> To do
The entries need to be copied exactly.

> Available data
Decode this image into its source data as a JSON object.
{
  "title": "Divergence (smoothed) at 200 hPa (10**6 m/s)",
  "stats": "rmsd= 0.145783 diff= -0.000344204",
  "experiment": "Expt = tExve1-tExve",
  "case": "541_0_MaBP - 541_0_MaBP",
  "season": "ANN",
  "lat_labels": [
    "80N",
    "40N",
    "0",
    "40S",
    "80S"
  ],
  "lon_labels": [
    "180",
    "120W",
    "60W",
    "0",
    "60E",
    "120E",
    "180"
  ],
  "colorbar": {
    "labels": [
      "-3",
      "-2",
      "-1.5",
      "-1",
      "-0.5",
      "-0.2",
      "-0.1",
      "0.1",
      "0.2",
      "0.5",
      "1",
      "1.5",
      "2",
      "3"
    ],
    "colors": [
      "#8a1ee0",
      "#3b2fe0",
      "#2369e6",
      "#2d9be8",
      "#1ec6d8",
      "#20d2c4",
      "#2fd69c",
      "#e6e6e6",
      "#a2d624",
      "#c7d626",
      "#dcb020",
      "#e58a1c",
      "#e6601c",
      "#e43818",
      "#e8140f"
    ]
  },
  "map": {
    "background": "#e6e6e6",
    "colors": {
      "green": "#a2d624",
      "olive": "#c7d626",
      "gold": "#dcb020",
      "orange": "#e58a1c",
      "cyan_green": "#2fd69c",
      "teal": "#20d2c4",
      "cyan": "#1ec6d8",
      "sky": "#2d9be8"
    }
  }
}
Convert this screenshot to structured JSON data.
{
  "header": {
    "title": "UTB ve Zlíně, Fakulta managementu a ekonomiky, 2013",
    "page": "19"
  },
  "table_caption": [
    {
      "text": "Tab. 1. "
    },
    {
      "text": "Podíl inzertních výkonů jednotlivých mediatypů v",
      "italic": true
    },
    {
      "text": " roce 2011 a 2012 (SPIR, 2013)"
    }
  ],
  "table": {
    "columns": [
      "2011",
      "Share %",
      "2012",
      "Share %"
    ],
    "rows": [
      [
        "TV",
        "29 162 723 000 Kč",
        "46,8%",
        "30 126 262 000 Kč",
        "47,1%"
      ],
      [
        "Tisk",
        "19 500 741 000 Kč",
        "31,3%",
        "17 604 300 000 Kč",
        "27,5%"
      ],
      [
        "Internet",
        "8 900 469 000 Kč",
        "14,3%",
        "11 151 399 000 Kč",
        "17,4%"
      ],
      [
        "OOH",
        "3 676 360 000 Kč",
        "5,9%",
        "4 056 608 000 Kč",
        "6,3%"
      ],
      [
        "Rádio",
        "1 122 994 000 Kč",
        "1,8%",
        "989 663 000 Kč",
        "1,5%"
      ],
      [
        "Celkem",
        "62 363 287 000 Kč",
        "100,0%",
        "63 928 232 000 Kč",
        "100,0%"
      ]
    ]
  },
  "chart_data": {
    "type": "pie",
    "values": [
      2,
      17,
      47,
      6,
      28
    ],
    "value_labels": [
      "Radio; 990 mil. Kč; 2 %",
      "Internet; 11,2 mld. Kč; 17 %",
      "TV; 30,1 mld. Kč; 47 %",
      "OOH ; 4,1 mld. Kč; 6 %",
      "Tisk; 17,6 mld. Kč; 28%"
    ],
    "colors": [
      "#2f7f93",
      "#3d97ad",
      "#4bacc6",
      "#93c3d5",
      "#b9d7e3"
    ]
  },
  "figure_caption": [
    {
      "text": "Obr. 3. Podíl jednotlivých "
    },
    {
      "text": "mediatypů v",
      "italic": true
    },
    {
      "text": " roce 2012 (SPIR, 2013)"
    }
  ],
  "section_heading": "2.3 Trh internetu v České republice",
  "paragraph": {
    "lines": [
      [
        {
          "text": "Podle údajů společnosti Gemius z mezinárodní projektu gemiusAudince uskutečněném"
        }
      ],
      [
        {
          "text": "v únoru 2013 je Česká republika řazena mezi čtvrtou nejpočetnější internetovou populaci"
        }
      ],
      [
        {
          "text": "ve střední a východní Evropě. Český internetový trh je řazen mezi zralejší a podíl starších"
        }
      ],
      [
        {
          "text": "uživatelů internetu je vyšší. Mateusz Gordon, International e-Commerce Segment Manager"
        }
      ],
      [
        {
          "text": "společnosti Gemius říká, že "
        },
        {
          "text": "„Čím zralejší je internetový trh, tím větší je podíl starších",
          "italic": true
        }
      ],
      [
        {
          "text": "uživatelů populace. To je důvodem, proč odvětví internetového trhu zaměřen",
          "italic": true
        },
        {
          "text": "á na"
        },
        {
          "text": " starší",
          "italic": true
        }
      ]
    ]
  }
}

> Solution
Decode this image into its source data as a JSON object.
{
  "title": "Divergence (smoothed) at 200 hPa (10**6 m/s)",
  "stats": "rmsd= 0.145783 diff= -0.000344204",
  "experiment": "Expt = tExve1-tExve",
  "case": "541_0_MaBP - 541_0_MaBP",
  "season": "ANN",
  "lat_labels": [
    "80N",
    "40N",
    "0",
    "40S",
    "80S"
  ],
  "lon_labels": [
    "180",
    "120W",
    "60W",
    "0",
    "60E",
    "120E",
    "180"
  ],
  "colorbar": {
    "labels": [
      "-3",
      "-2",
      "-1.5",
      "-1",
      "-0.5",
      "-0.2",
      "-0.1",
      "0.1",
      "0.2",
      "0.5",
      "1",
      "1.5",
      "2",
      "3"
    ],
    "colors": [
      "#8a1ee0",
      "#3b2fe0",
      "#2369e6",
      "#2d9be8",
      "#1ec6d8",
      "#20d2c4",
      "#2fd69c",
      "#e6e6e6",
      "#a2d624",
      "#c7d626",
      "#dcb020",
      "#e58a1c",
      "#e6601c",
      "#e43818",
      "#e8140f"
    ]
  },
  "map": {
    "background": "#e6e6e6",
    "colors": {
      "green": "#a2d624",
      "olive": "#c7d626",
      "gold": "#dcb020",
      "orange": "#e58a1c",
      "cyan_green": "#2fd69c",
      "teal": "#20d2c4",
      "cyan": "#1ec6d8",
      "sky": "#2d9be8"
    }
  }
}
Convert this screenshot to structured JSON data.
{
  "header": {
    "title": "UTB ve Zlíně, Fakulta managementu a ekonomiky, 2013",
    "page": "19"
  },
  "table_caption": [
    {
      "text": "Tab. 1. "
    },
    {
      "text": "Podíl inzertních výkonů jednotlivých mediatypů v",
      "italic": true
    },
    {
      "text": " roce 2011 a 2012 (SPIR, 2013)"
    }
  ],
  "table": {
    "columns": [
      "2011",
      "Share %",
      "2012",
      "Share %"
    ],
    "rows": [
      [
        "TV",
        "29 162 723 000 Kč",
        "46,8%",
        "30 126 262 000 Kč",
        "47,1%"
      ],
      [
        "Tisk",
        "19 500 741 000 Kč",
        "31,3%",
        "17 604 300 000 Kč",
        "27,5%"
      ],
      [
        "Internet",
        "8 900 469 000 Kč",
        "14,3%",
        "11 151 399 000 Kč",
        "17,4%"
      ],
      [
        "OOH",
        "3 676 360 000 Kč",
        "5,9%",
        "4 056 608 000 Kč",
        "6,3%"
      ],
      [
        "Rádio",
        "1 122 994 000 Kč",
        "1,8%",
        "989 663 000 Kč",
        "1,5%"
      ],
      [
        "Celkem",
        "62 363 287 000 Kč",
        "100,0%",
        "63 928 232 000 Kč",
        "100,0%"
      ]
    ]
  },
  "chart_data": {
    "type": "pie",
    "values": [
      2,
      17,
      47,
      6,
      28
    ],
    "value_labels": [
      "Radio; 990 mil. Kč; 2 %",
      "Internet; 11,2 mld. Kč; 17 %",
      "TV; 30,1 mld. Kč; 47 %",
      "OOH ; 4,1 mld. Kč; 6 %",
      "Tisk; 17,6 mld. Kč; 28%"
    ],
    "colors": [
      "#2f7f93",
      "#3d97ad",
      "#4bacc6",
      "#93c3d5",
      "#b9d7e3"
    ]
  },
  "figure_caption": [
    {
      "text": "Obr. 3. Podíl jednotlivých "
    },
    {
      "text": "mediatypů v",
      "italic": true
    },
    {
      "text": " roce 2012 (SPIR, 2013)"
    }
  ],
  "section_heading": "2.3 Trh internetu v České republice",
  "paragraph": {
    "lines": [
      [
        {
          "text": "Podle údajů společnosti Gemius z mezinárodní projektu gemiusAudince uskutečněném"
        }
      ],
      [
        {
          "text": "v únoru 2013 je Česká republika řazena mezi čtvrtou nejpočetnější internetovou populaci"
        }
      ],
      [
        {
          "text": "ve střední a východní Evropě. Český internetový trh je řazen mezi zralejší a podíl starších"
        }
      ],
      [
        {
          "text": "uživatelů internetu je vyšší. Mateusz Gordon, International e-Commerce Segment Manager"
        }
      ],
      [
        {
          "text": "společnosti Gemius říká, že "
        },
        {
          "text": "„Čím zralejší je internetový trh, tím větší je podíl starších",
          "italic": true
        }
      ],
      [
        {
          "text": "uživatelů populace. To je důvodem, proč odvětví internetového trhu zaměřen",
          "italic": true
        },
        {
          "text": "á na"
        },
        {
          "text": " starší",
          "italic": true
        }
      ]
    ]
  }
}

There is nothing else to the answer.